What to work on: Copy each of the entries below faithfully, setting aside any pictures.

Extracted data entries
○ ○ ○ ○ ○ ○ ○
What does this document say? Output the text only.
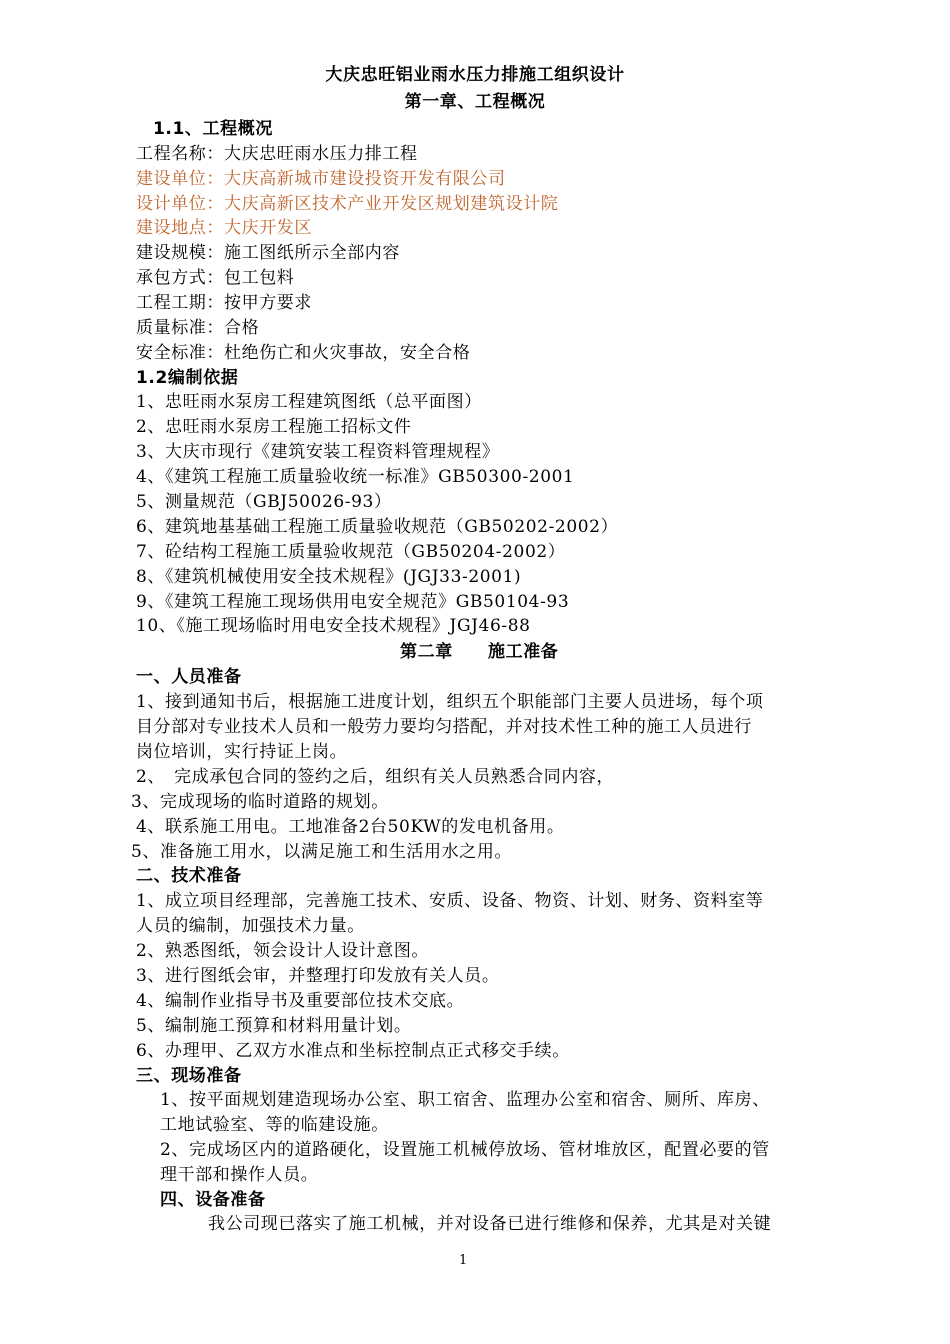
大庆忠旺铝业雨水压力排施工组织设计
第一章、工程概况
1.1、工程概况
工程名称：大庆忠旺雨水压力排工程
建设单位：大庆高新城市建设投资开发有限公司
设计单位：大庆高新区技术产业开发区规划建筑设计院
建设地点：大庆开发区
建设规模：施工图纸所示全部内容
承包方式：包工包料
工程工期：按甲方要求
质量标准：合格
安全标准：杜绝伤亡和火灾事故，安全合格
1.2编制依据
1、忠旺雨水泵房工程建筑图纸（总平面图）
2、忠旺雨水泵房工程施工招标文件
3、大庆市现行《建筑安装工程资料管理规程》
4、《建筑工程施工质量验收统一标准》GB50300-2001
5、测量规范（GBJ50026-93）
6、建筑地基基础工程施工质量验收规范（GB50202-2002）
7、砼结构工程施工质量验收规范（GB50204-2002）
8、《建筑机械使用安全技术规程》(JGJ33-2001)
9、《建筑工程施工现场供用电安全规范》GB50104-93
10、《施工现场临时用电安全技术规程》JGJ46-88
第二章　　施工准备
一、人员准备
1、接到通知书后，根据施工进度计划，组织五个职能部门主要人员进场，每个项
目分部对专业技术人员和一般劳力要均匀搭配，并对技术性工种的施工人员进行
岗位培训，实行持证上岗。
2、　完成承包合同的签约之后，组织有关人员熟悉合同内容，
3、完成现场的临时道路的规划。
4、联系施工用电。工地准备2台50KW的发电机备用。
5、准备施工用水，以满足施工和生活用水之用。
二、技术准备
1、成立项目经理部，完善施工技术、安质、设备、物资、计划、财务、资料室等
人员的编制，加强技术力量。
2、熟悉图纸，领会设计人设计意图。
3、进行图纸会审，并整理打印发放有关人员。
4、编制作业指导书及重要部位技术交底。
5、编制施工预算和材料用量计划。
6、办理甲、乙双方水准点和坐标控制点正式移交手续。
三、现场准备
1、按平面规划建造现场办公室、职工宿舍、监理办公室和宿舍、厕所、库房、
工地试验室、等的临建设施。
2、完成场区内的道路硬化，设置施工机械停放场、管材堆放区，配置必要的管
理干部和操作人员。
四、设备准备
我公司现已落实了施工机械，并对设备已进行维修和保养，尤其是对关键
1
○ ○ ○ ○ ○ ○ ○
Response below:
What does this document say? Output the text only.
大庆忠旺铝业雨水压力排施工组织设计
第一章、工程概况
1.1、工程概况
工程名称：大庆忠旺雨水压力排工程
建设单位：大庆高新城市建设投资开发有限公司
设计单位：大庆高新区技术产业开发区规划建筑设计院
建设地点：大庆开发区
建设规模：施工图纸所示全部内容
承包方式：包工包料
工程工期：按甲方要求
质量标准：合格
安全标准：杜绝伤亡和火灾事故，安全合格
1.2编制依据
1、忠旺雨水泵房工程建筑图纸（总平面图）
2、忠旺雨水泵房工程施工招标文件
3、大庆市现行《建筑安装工程资料管理规程》
4、《建筑工程施工质量验收统一标准》GB50300-2001
5、测量规范（GBJ50026-93）
6、建筑地基基础工程施工质量验收规范（GB50202-2002）
7、砼结构工程施工质量验收规范（GB50204-2002）
8、《建筑机械使用安全技术规程》(JGJ33-2001)
9、《建筑工程施工现场供用电安全规范》GB50104-93
10、《施工现场临时用电安全技术规程》JGJ46-88
第二章　　施工准备
一、人员准备
1、接到通知书后，根据施工进度计划，组织五个职能部门主要人员进场，每个项
目分部对专业技术人员和一般劳力要均匀搭配，并对技术性工种的施工人员进行
岗位培训，实行持证上岗。
2、　完成承包合同的签约之后，组织有关人员熟悉合同内容，
3、完成现场的临时道路的规划。
4、联系施工用电。工地准备2台50KW的发电机备用。
5、准备施工用水，以满足施工和生活用水之用。
二、技术准备
1、成立项目经理部，完善施工技术、安质、设备、物资、计划、财务、资料室等
人员的编制，加强技术力量。
2、熟悉图纸，领会设计人设计意图。
3、进行图纸会审，并整理打印发放有关人员。
4、编制作业指导书及重要部位技术交底。
5、编制施工预算和材料用量计划。
6、办理甲、乙双方水准点和坐标控制点正式移交手续。
三、现场准备
1、按平面规划建造现场办公室、职工宿舍、监理办公室和宿舍、厕所、库房、
工地试验室、等的临建设施。
2、完成场区内的道路硬化，设置施工机械停放场、管材堆放区，配置必要的管
理干部和操作人员。
四、设备准备
我公司现已落实了施工机械，并对设备已进行维修和保养，尤其是对关键
1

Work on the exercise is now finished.